▶ **Task objective**: Write out each line from the data below that includes the word "title".

Saved entries

------------------------------------

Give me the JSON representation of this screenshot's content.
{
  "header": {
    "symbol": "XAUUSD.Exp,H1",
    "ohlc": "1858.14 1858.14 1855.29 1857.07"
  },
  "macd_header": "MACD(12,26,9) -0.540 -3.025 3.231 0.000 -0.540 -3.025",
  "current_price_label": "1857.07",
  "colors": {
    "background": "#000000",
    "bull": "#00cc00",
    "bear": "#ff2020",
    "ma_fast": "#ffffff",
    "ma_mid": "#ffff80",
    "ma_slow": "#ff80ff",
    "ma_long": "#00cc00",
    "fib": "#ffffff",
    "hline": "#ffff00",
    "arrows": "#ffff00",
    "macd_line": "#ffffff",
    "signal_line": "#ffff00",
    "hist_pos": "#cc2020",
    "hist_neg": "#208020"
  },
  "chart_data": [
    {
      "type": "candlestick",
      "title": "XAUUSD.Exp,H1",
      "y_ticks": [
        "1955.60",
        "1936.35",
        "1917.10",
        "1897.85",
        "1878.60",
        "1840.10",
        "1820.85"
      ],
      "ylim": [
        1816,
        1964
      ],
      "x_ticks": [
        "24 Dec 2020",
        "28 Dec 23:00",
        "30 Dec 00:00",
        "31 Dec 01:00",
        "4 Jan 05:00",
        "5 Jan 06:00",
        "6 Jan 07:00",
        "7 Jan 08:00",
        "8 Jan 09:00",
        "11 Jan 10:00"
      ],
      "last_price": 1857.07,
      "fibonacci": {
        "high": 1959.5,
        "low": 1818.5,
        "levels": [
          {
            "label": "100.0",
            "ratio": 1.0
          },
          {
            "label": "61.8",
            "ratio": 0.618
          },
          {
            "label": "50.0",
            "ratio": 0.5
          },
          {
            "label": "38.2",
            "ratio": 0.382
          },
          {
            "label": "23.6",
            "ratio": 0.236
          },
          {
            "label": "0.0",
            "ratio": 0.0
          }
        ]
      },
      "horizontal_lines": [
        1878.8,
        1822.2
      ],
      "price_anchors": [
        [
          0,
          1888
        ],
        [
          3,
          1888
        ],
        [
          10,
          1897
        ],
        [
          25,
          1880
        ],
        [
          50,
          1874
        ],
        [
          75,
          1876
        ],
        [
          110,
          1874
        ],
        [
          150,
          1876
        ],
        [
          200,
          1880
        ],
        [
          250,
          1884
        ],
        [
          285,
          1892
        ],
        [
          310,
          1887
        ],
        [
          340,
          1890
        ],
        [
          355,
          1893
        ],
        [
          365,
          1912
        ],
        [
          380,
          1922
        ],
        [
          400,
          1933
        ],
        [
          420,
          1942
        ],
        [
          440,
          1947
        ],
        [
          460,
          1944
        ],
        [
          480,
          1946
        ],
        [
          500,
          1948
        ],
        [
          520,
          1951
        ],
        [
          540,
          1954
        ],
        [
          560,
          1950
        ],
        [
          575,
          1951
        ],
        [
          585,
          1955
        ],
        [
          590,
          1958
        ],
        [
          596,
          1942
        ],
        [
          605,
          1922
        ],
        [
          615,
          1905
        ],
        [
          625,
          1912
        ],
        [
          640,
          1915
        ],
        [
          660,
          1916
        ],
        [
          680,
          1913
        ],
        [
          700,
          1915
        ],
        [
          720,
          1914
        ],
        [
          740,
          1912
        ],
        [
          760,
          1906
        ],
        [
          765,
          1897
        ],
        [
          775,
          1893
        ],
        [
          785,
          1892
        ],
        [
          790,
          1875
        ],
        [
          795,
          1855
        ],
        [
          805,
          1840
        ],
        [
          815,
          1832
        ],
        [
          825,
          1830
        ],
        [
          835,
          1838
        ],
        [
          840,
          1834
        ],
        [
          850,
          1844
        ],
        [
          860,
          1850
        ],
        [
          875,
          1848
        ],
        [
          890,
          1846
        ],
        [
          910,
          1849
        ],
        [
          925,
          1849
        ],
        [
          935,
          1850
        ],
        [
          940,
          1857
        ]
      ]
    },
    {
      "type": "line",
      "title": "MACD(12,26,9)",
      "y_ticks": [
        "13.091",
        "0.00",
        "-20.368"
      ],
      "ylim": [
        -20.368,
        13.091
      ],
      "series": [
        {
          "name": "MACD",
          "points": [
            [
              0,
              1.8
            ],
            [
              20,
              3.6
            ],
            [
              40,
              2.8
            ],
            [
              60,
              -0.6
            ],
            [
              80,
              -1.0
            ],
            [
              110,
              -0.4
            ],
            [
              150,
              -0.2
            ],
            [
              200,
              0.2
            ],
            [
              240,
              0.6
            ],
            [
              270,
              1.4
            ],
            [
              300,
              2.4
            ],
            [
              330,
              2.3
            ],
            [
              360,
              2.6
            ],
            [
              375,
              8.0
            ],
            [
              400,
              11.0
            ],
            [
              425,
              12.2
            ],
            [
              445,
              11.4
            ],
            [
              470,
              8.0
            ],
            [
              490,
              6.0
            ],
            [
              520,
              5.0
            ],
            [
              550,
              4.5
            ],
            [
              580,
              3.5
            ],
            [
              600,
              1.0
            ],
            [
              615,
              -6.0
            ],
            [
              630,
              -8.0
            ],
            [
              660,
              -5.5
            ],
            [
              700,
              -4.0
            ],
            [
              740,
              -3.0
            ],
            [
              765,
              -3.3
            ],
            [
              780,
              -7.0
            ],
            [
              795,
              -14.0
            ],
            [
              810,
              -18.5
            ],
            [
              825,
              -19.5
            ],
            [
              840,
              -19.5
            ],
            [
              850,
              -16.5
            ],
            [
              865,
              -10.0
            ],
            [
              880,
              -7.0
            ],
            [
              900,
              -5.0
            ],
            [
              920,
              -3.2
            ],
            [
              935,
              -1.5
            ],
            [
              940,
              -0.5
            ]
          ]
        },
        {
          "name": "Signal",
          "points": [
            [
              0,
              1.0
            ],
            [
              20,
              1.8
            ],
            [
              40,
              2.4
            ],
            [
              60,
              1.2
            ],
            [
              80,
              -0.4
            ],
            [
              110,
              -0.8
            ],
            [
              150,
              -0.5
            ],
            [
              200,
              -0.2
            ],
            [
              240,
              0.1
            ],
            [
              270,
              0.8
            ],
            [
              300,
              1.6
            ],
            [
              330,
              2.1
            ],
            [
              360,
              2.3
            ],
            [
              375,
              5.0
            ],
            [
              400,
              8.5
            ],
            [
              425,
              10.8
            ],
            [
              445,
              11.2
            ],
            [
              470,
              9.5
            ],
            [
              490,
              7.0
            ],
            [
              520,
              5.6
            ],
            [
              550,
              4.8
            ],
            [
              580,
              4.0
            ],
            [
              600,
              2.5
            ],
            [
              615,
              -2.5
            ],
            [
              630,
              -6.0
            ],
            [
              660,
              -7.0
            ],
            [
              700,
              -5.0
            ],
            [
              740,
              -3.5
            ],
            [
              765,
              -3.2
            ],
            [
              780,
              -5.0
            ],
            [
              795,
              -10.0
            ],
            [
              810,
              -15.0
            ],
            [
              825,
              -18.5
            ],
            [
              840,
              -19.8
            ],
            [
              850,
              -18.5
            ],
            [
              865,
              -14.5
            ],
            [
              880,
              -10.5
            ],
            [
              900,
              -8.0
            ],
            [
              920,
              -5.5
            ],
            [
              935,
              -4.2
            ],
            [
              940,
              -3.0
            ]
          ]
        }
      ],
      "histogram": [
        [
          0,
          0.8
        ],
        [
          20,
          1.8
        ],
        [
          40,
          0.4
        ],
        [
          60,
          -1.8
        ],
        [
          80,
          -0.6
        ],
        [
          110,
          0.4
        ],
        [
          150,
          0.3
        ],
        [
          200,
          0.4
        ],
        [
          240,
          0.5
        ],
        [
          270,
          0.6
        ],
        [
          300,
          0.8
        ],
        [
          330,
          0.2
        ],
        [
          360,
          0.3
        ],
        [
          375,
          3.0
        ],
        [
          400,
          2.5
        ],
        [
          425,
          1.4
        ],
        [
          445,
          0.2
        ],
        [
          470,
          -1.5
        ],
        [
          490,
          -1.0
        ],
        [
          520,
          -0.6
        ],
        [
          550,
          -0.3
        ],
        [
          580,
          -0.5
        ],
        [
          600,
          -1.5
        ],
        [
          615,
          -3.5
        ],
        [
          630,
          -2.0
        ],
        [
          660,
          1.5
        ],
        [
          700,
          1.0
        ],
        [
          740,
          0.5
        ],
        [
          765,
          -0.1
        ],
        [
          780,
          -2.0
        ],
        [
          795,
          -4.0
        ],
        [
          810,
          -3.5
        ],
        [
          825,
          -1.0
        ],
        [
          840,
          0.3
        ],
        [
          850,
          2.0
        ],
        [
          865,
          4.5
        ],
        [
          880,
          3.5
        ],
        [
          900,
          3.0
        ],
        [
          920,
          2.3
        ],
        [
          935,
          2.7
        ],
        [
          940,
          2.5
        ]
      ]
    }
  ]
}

------------------------------------

▶ **Response to this task**:
      "title": "XAUUSD.Exp,H1",
      "title": "MACD(12,26,9)",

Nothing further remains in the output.